## Written task
Extract the complete listing and repeat it word for word.

[Stored data]
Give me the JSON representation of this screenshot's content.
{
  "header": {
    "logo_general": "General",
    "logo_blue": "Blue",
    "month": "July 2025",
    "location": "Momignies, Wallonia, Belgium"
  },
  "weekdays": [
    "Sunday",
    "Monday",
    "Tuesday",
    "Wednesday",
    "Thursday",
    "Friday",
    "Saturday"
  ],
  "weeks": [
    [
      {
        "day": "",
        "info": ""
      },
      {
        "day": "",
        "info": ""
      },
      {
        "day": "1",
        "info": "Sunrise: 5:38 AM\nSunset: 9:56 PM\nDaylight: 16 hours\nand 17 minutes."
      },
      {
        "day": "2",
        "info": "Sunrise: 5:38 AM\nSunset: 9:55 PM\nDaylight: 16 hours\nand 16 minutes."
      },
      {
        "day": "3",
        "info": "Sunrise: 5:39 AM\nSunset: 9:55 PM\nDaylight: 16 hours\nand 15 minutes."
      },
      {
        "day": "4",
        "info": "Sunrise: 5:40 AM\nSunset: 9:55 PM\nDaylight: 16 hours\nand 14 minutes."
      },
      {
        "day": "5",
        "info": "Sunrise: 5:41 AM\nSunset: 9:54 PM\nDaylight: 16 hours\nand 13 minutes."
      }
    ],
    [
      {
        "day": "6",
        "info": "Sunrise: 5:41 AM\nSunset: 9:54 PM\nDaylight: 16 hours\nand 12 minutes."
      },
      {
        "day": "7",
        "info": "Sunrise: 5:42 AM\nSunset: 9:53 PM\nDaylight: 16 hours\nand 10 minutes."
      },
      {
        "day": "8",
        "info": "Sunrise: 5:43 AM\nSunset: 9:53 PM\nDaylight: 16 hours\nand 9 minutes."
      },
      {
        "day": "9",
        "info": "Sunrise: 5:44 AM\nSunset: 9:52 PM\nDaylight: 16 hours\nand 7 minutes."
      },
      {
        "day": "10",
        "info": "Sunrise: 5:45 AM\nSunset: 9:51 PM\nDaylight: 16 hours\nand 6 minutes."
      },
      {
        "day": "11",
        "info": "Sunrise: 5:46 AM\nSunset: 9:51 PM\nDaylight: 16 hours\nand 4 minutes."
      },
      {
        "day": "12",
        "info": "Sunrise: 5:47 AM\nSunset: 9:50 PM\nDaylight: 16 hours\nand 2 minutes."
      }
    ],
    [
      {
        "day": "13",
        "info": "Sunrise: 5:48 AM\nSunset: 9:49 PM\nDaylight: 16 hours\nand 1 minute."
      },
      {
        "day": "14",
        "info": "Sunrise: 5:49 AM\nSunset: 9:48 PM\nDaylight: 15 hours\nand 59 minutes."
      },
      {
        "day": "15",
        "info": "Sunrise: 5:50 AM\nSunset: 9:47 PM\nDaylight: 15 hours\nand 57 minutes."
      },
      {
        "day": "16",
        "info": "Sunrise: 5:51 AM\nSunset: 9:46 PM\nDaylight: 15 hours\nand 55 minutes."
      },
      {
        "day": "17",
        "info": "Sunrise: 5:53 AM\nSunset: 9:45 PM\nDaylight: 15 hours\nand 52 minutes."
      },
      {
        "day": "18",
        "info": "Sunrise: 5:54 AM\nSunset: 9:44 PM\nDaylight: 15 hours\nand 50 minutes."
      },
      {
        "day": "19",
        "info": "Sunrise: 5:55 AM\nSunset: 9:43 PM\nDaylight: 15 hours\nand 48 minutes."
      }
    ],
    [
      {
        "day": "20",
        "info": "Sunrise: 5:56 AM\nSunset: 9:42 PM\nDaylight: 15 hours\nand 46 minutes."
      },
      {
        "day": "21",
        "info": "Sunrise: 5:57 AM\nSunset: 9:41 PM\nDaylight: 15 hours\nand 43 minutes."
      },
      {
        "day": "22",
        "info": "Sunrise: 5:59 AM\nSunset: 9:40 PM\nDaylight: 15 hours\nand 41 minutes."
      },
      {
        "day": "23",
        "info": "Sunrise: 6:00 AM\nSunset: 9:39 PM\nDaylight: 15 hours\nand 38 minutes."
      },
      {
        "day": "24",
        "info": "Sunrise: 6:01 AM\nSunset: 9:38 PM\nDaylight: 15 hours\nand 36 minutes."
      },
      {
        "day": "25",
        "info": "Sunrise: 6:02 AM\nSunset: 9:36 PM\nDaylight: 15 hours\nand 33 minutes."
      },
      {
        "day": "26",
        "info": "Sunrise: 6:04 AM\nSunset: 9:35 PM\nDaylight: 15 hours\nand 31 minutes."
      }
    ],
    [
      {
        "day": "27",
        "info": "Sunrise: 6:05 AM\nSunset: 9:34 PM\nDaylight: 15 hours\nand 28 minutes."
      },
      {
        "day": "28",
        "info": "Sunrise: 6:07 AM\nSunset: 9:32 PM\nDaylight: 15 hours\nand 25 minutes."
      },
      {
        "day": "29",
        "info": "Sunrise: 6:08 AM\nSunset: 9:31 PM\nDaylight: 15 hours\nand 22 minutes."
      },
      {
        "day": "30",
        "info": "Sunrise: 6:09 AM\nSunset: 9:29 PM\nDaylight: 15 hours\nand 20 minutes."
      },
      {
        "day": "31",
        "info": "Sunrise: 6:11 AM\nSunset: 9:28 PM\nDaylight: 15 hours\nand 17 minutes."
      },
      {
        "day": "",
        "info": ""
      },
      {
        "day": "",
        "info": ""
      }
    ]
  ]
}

## Completed exercise
Give me the JSON representation of this screenshot's content.
{
  "header": {
    "logo_general": "General",
    "logo_blue": "Blue",
    "month": "July 2025",
    "location": "Momignies, Wallonia, Belgium"
  },
  "weekdays": [
    "Sunday",
    "Monday",
    "Tuesday",
    "Wednesday",
    "Thursday",
    "Friday",
    "Saturday"
  ],
  "weeks": [
    [
      {
        "day": "",
        "info": ""
      },
      {
        "day": "",
        "info": ""
      },
      {
        "day": "1",
        "info": "Sunrise: 5:38 AM\nSunset: 9:56 PM\nDaylight: 16 hours\nand 17 minutes."
      },
      {
        "day": "2",
        "info": "Sunrise: 5:38 AM\nSunset: 9:55 PM\nDaylight: 16 hours\nand 16 minutes."
      },
      {
        "day": "3",
        "info": "Sunrise: 5:39 AM\nSunset: 9:55 PM\nDaylight: 16 hours\nand 15 minutes."
      },
      {
        "day": "4",
        "info": "Sunrise: 5:40 AM\nSunset: 9:55 PM\nDaylight: 16 hours\nand 14 minutes."
      },
      {
        "day": "5",
        "info": "Sunrise: 5:41 AM\nSunset: 9:54 PM\nDaylight: 16 hours\nand 13 minutes."
      }
    ],
    [
      {
        "day": "6",
        "info": "Sunrise: 5:41 AM\nSunset: 9:54 PM\nDaylight: 16 hours\nand 12 minutes."
      },
      {
        "day": "7",
        "info": "Sunrise: 5:42 AM\nSunset: 9:53 PM\nDaylight: 16 hours\nand 10 minutes."
      },
      {
        "day": "8",
        "info": "Sunrise: 5:43 AM\nSunset: 9:53 PM\nDaylight: 16 hours\nand 9 minutes."
      },
      {
        "day": "9",
        "info": "Sunrise: 5:44 AM\nSunset: 9:52 PM\nDaylight: 16 hours\nand 7 minutes."
      },
      {
        "day": "10",
        "info": "Sunrise: 5:45 AM\nSunset: 9:51 PM\nDaylight: 16 hours\nand 6 minutes."
      },
      {
        "day": "11",
        "info": "Sunrise: 5:46 AM\nSunset: 9:51 PM\nDaylight: 16 hours\nand 4 minutes."
      },
      {
        "day": "12",
        "info": "Sunrise: 5:47 AM\nSunset: 9:50 PM\nDaylight: 16 hours\nand 2 minutes."
      }
    ],
    [
      {
        "day": "13",
        "info": "Sunrise: 5:48 AM\nSunset: 9:49 PM\nDaylight: 16 hours\nand 1 minute."
      },
      {
        "day": "14",
        "info": "Sunrise: 5:49 AM\nSunset: 9:48 PM\nDaylight: 15 hours\nand 59 minutes."
      },
      {
        "day": "15",
        "info": "Sunrise: 5:50 AM\nSunset: 9:47 PM\nDaylight: 15 hours\nand 57 minutes."
      },
      {
        "day": "16",
        "info": "Sunrise: 5:51 AM\nSunset: 9:46 PM\nDaylight: 15 hours\nand 55 minutes."
      },
      {
        "day": "17",
        "info": "Sunrise: 5:53 AM\nSunset: 9:45 PM\nDaylight: 15 hours\nand 52 minutes."
      },
      {
        "day": "18",
        "info": "Sunrise: 5:54 AM\nSunset: 9:44 PM\nDaylight: 15 hours\nand 50 minutes."
      },
      {
        "day": "19",
        "info": "Sunrise: 5:55 AM\nSunset: 9:43 PM\nDaylight: 15 hours\nand 48 minutes."
      }
    ],
    [
      {
        "day": "20",
        "info": "Sunrise: 5:56 AM\nSunset: 9:42 PM\nDaylight: 15 hours\nand 46 minutes."
      },
      {
        "day": "21",
        "info": "Sunrise: 5:57 AM\nSunset: 9:41 PM\nDaylight: 15 hours\nand 43 minutes."
      },
      {
        "day": "22",
        "info": "Sunrise: 5:59 AM\nSunset: 9:40 PM\nDaylight: 15 hours\nand 41 minutes."
      },
      {
        "day": "23",
        "info": "Sunrise: 6:00 AM\nSunset: 9:39 PM\nDaylight: 15 hours\nand 38 minutes."
      },
      {
        "day": "24",
        "info": "Sunrise: 6:01 AM\nSunset: 9:38 PM\nDaylight: 15 hours\nand 36 minutes."
      },
      {
        "day": "25",
        "info": "Sunrise: 6:02 AM\nSunset: 9:36 PM\nDaylight: 15 hours\nand 33 minutes."
      },
      {
        "day": "26",
        "info": "Sunrise: 6:04 AM\nSunset: 9:35 PM\nDaylight: 15 hours\nand 31 minutes."
      }
    ],
    [
      {
        "day": "27",
        "info": "Sunrise: 6:05 AM\nSunset: 9:34 PM\nDaylight: 15 hours\nand 28 minutes."
      },
      {
        "day": "28",
        "info": "Sunrise: 6:07 AM\nSunset: 9:32 PM\nDaylight: 15 hours\nand 25 minutes."
      },
      {
        "day": "29",
        "info": "Sunrise: 6:08 AM\nSunset: 9:31 PM\nDaylight: 15 hours\nand 22 minutes."
      },
      {
        "day": "30",
        "info": "Sunrise: 6:09 AM\nSunset: 9:29 PM\nDaylight: 15 hours\nand 20 minutes."
      },
      {
        "day": "31",
        "info": "Sunrise: 6:11 AM\nSunset: 9:28 PM\nDaylight: 15 hours\nand 17 minutes."
      },
      {
        "day": "",
        "info": ""
      },
      {
        "day": "",
        "info": ""
      }
    ]
  ]
}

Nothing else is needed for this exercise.